_Task description_. Quote the records below in full, exactly as given, with the images taken out.

_Items_.

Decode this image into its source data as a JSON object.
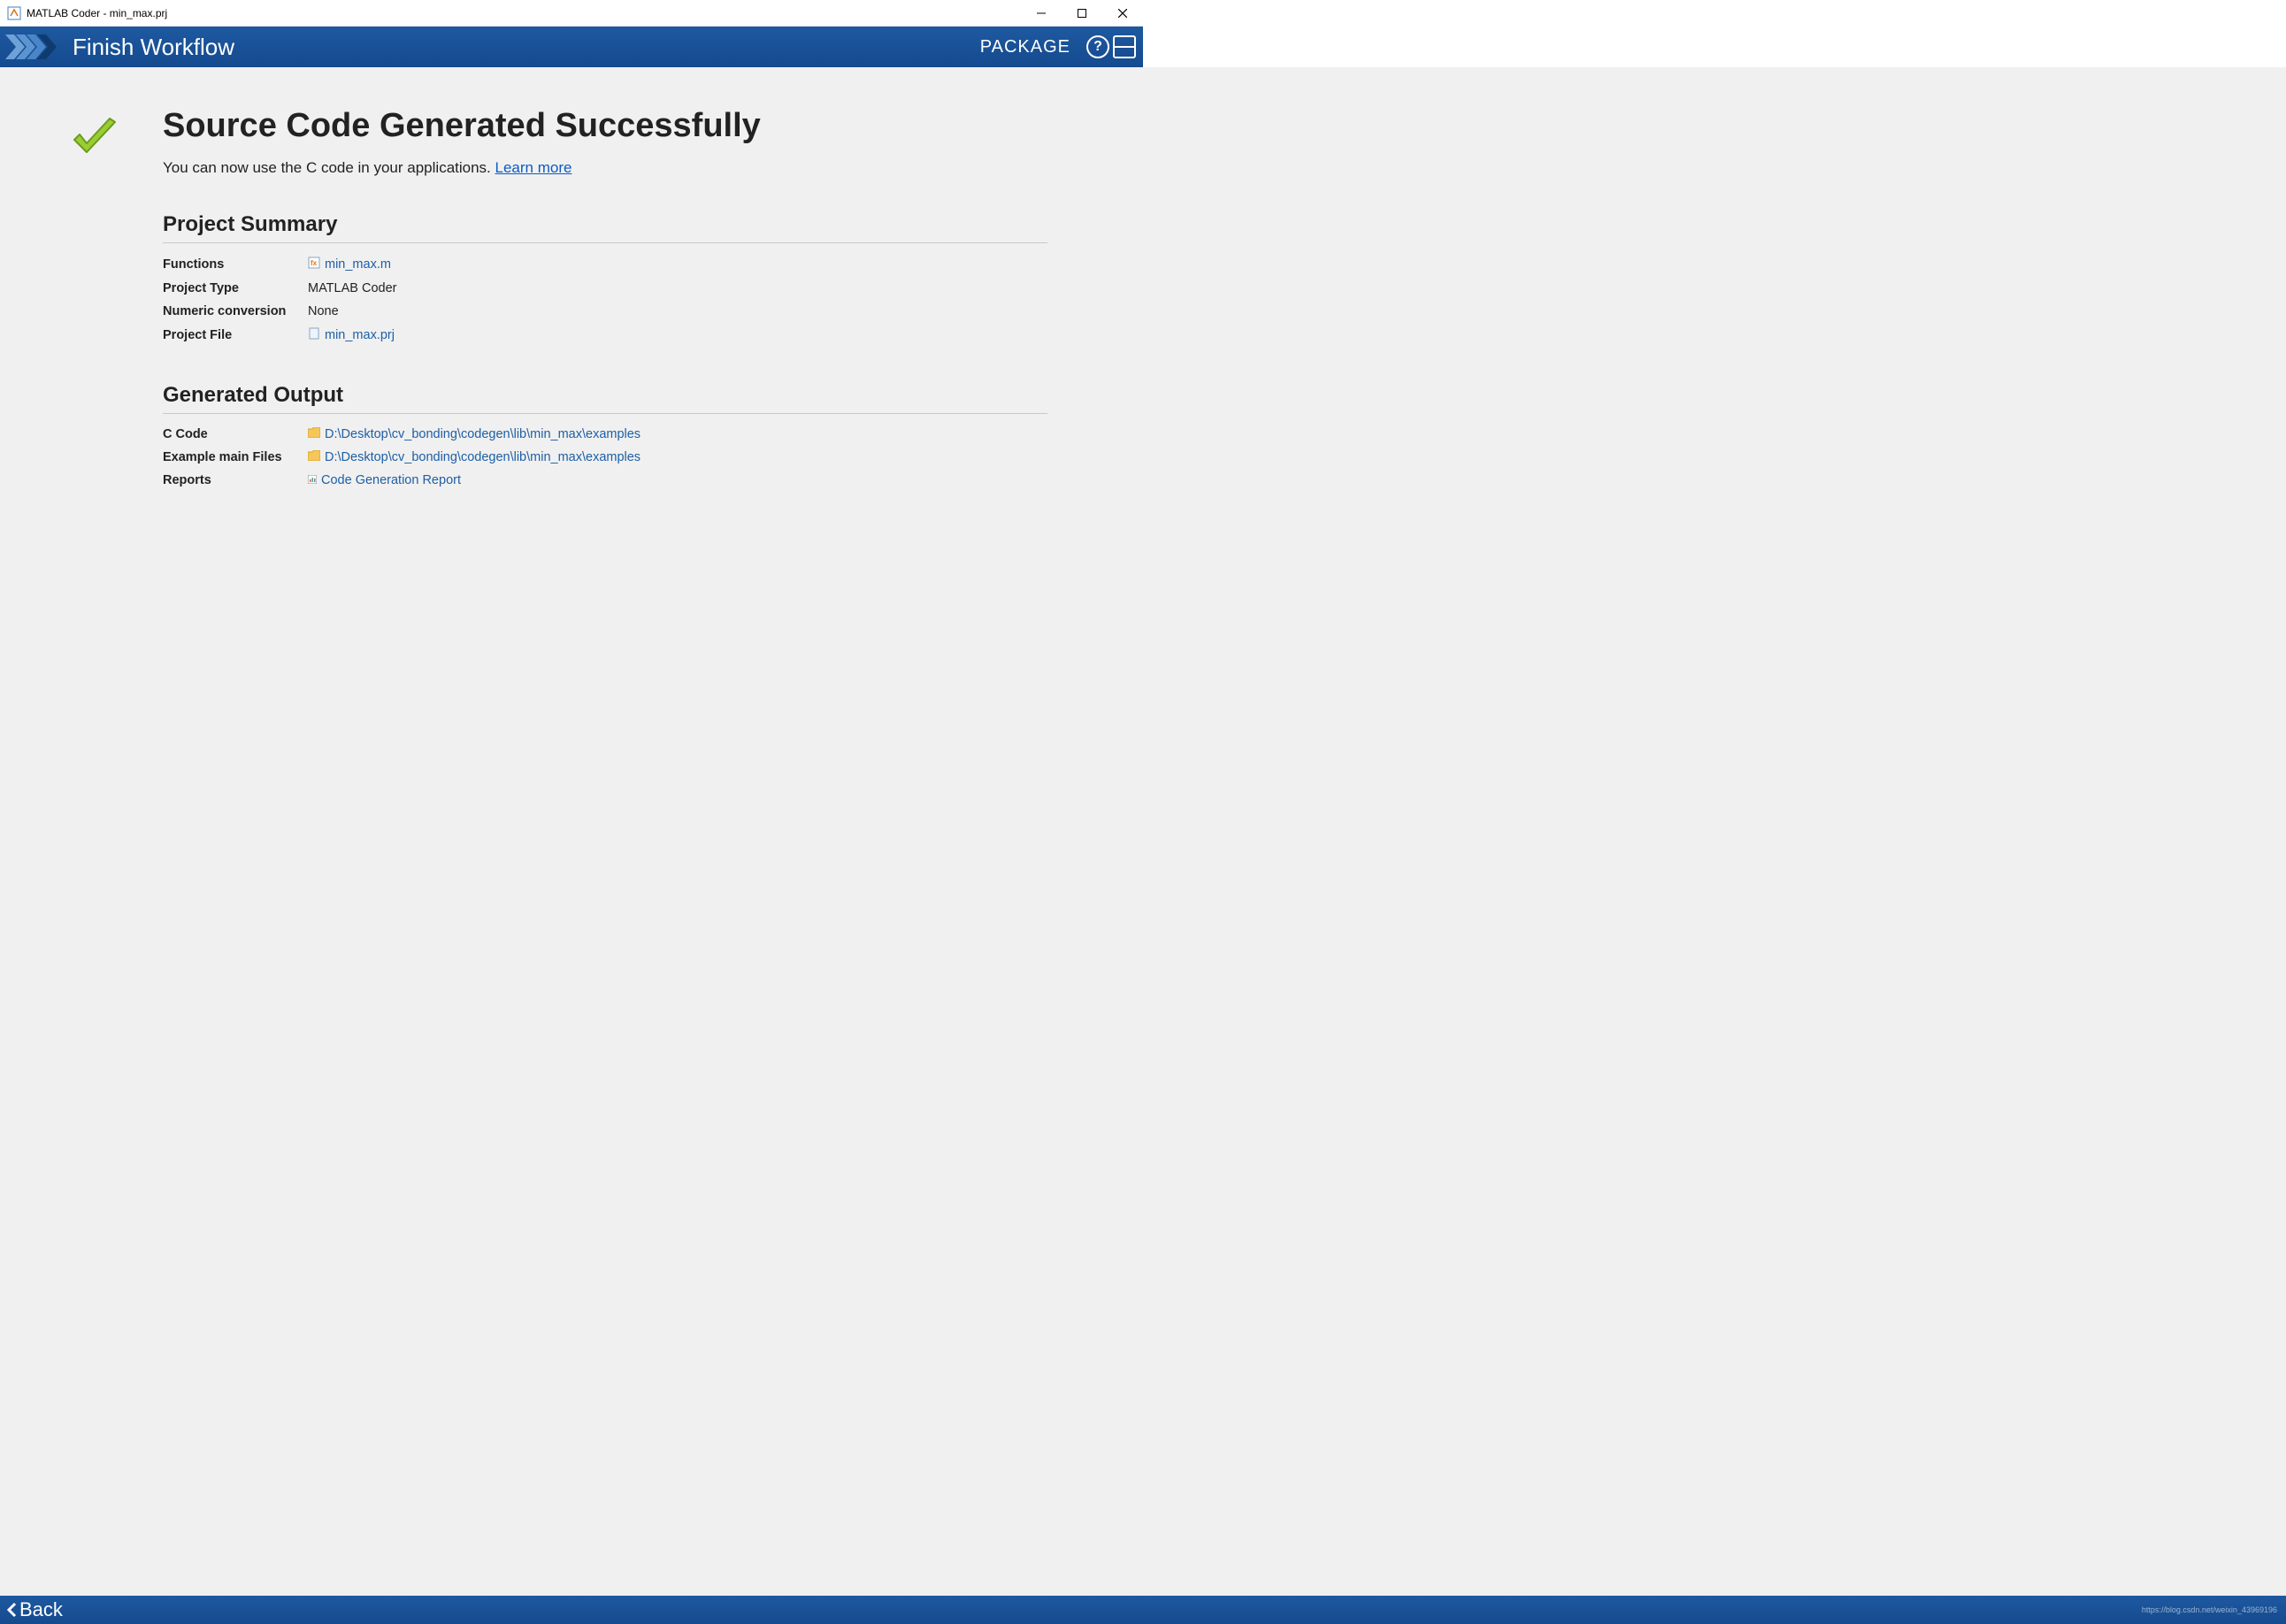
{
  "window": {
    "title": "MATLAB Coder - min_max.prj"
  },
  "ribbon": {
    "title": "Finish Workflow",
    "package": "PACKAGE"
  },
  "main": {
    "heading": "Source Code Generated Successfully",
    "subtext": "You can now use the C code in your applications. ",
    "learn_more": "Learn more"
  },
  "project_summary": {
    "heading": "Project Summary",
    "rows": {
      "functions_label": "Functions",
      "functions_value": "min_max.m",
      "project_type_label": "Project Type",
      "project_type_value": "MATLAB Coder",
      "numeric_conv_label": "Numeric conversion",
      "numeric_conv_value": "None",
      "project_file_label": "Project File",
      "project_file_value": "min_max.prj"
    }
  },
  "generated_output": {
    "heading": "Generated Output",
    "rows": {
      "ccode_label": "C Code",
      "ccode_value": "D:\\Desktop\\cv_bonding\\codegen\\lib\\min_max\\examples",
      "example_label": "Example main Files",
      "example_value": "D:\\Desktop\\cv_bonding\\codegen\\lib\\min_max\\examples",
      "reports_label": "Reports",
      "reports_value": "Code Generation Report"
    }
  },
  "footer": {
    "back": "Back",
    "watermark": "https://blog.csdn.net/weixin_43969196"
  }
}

_Written answer_.
Decode this image into its source data as a JSON object.
{
  "window": {
    "title": "MATLAB Coder - min_max.prj"
  },
  "ribbon": {
    "title": "Finish Workflow",
    "package": "PACKAGE"
  },
  "main": {
    "heading": "Source Code Generated Successfully",
    "subtext": "You can now use the C code in your applications. ",
    "learn_more": "Learn more"
  },
  "project_summary": {
    "heading": "Project Summary",
    "rows": {
      "functions_label": "Functions",
      "functions_value": "min_max.m",
      "project_type_label": "Project Type",
      "project_type_value": "MATLAB Coder",
      "numeric_conv_label": "Numeric conversion",
      "numeric_conv_value": "None",
      "project_file_label": "Project File",
      "project_file_value": "min_max.prj"
    }
  },
  "generated_output": {
    "heading": "Generated Output",
    "rows": {
      "ccode_label": "C Code",
      "ccode_value": "D:\\Desktop\\cv_bonding\\codegen\\lib\\min_max\\examples",
      "example_label": "Example main Files",
      "example_value": "D:\\Desktop\\cv_bonding\\codegen\\lib\\min_max\\examples",
      "reports_label": "Reports",
      "reports_value": "Code Generation Report"
    }
  },
  "footer": {
    "back": "Back",
    "watermark": "https://blog.csdn.net/weixin_43969196"
  }
}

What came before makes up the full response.